PROBLEM TO SOLVE — Do not include the pictures; repeat the rest of the data exactly.

** Begin GIVEN INFORMATION **

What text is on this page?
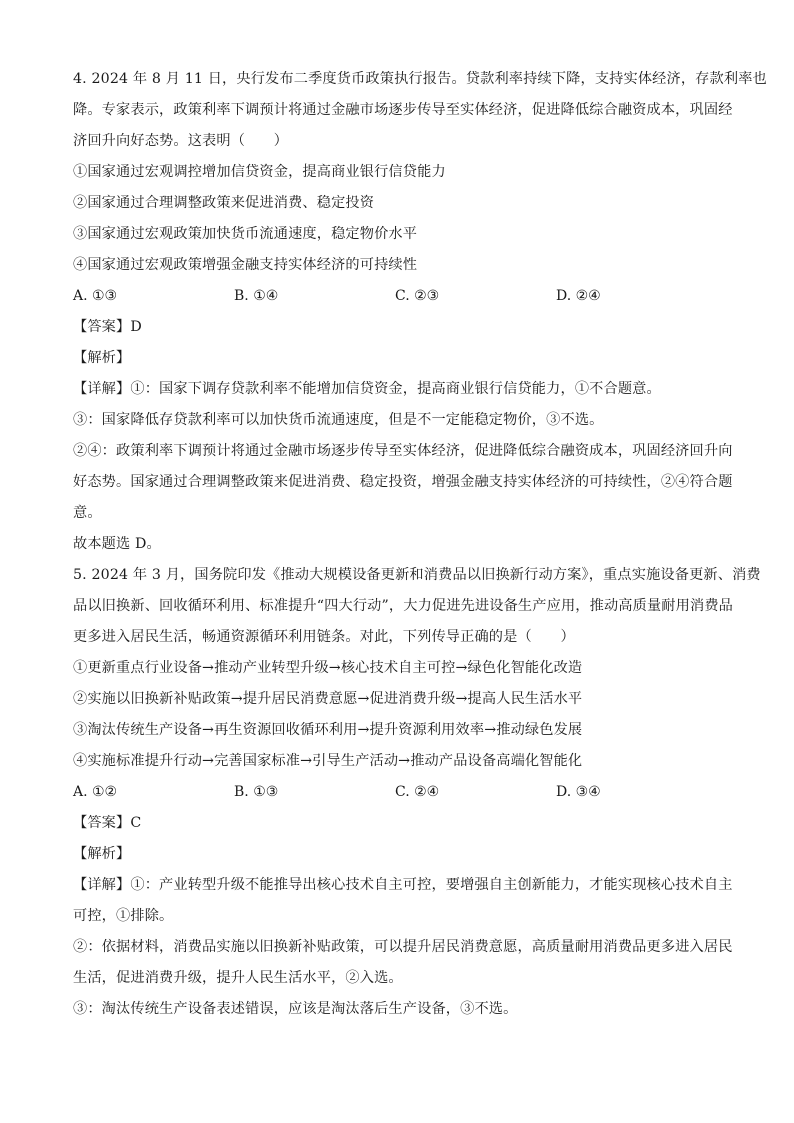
4. 2024 年 8 月 11 日，央行发布二季度货币政策执行报告。贷款利率持续下降，支持实体经济，存款利率也
降。专家表示，政策利率下调预计将通过金融市场逐步传导至实体经济，促进降低综合融资成本，巩固经
济回升向好态势。这表明（　　）
①国家通过宏观调控增加信贷资金，提高商业银行信贷能力
②国家通过合理调整政策来促进消费、稳定投资
③国家通过宏观政策加快货币流通速度，稳定物价水平
④国家通过宏观政策增强金融支持实体经济的可持续性
A. ①③	B. ①④	C. ②③	D. ②④
【答案】D
【解析】
【详解】①：国家下调存贷款利率不能增加信贷资金，提高商业银行信贷能力，①不合题意。
③：国家降低存贷款利率可以加快货币流通速度，但是不一定能稳定物价，③不选。
②④：政策利率下调预计将通过金融市场逐步传导至实体经济，促进降低综合融资成本，巩固经济回升向
好态势。国家通过合理调整政策来促进消费、稳定投资，增强金融支持实体经济的可持续性，②④符合题
意。
故本题选 D。
5. 2024 年 3 月，国务院印发《推动大规模设备更新和消费品以旧换新行动方案》，重点实施设备更新、消费
品以旧换新、回收循环利用、标准提升“四大行动”，大力促进先进设备生产应用，推动高质量耐用消费品
更多进入居民生活，畅通资源循环利用链条。对此，下列传导正确的是（　　）
①更新重点行业设备→推动产业转型升级→核心技术自主可控→绿色化智能化改造
②实施以旧换新补贴政策→提升居民消费意愿→促进消费升级→提高人民生活水平
③淘汰传统生产设备→再生资源回收循环利用→提升资源利用效率→推动绿色发展
④实施标准提升行动→完善国家标准→引导生产活动→推动产品设备高端化智能化
A. ①②	B. ①③	C. ②④	D. ③④
【答案】C
【解析】
【详解】①：产业转型升级不能推导出核心技术自主可控，要增强自主创新能力，才能实现核心技术自主
可控，①排除。
②：依据材料，消费品实施以旧换新补贴政策，可以提升居民消费意愿，高质量耐用消费品更多进入居民
生活，促进消费升级，提升人民生活水平，②入选。
③：淘汰传统生产设备表述错误，应该是淘汰落后生产设备，③不选。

** End GIVEN INFORMATION **

WRITTEN RESPONSE —
What text is on this page?
4. 2024 年 8 月 11 日，央行发布二季度货币政策执行报告。贷款利率持续下降，支持实体经济，存款利率也
降。专家表示，政策利率下调预计将通过金融市场逐步传导至实体经济，促进降低综合融资成本，巩固经
济回升向好态势。这表明（　　）
①国家通过宏观调控增加信贷资金，提高商业银行信贷能力
②国家通过合理调整政策来促进消费、稳定投资
③国家通过宏观政策加快货币流通速度，稳定物价水平
④国家通过宏观政策增强金融支持实体经济的可持续性
A. ①③	B. ①④	C. ②③	D. ②④
【答案】D
【解析】
【详解】①：国家下调存贷款利率不能增加信贷资金，提高商业银行信贷能力，①不合题意。
③：国家降低存贷款利率可以加快货币流通速度，但是不一定能稳定物价，③不选。
②④：政策利率下调预计将通过金融市场逐步传导至实体经济，促进降低综合融资成本，巩固经济回升向
好态势。国家通过合理调整政策来促进消费、稳定投资，增强金融支持实体经济的可持续性，②④符合题
意。
故本题选 D。
5. 2024 年 3 月，国务院印发《推动大规模设备更新和消费品以旧换新行动方案》，重点实施设备更新、消费
品以旧换新、回收循环利用、标准提升“四大行动”，大力促进先进设备生产应用，推动高质量耐用消费品
更多进入居民生活，畅通资源循环利用链条。对此，下列传导正确的是（　　）
①更新重点行业设备→推动产业转型升级→核心技术自主可控→绿色化智能化改造
②实施以旧换新补贴政策→提升居民消费意愿→促进消费升级→提高人民生活水平
③淘汰传统生产设备→再生资源回收循环利用→提升资源利用效率→推动绿色发展
④实施标准提升行动→完善国家标准→引导生产活动→推动产品设备高端化智能化
A. ①②	B. ①③	C. ②④	D. ③④
【答案】C
【解析】
【详解】①：产业转型升级不能推导出核心技术自主可控，要增强自主创新能力，才能实现核心技术自主
可控，①排除。
②：依据材料，消费品实施以旧换新补贴政策，可以提升居民消费意愿，高质量耐用消费品更多进入居民
生活，促进消费升级，提升人民生活水平，②入选。
③：淘汰传统生产设备表述错误，应该是淘汰落后生产设备，③不选。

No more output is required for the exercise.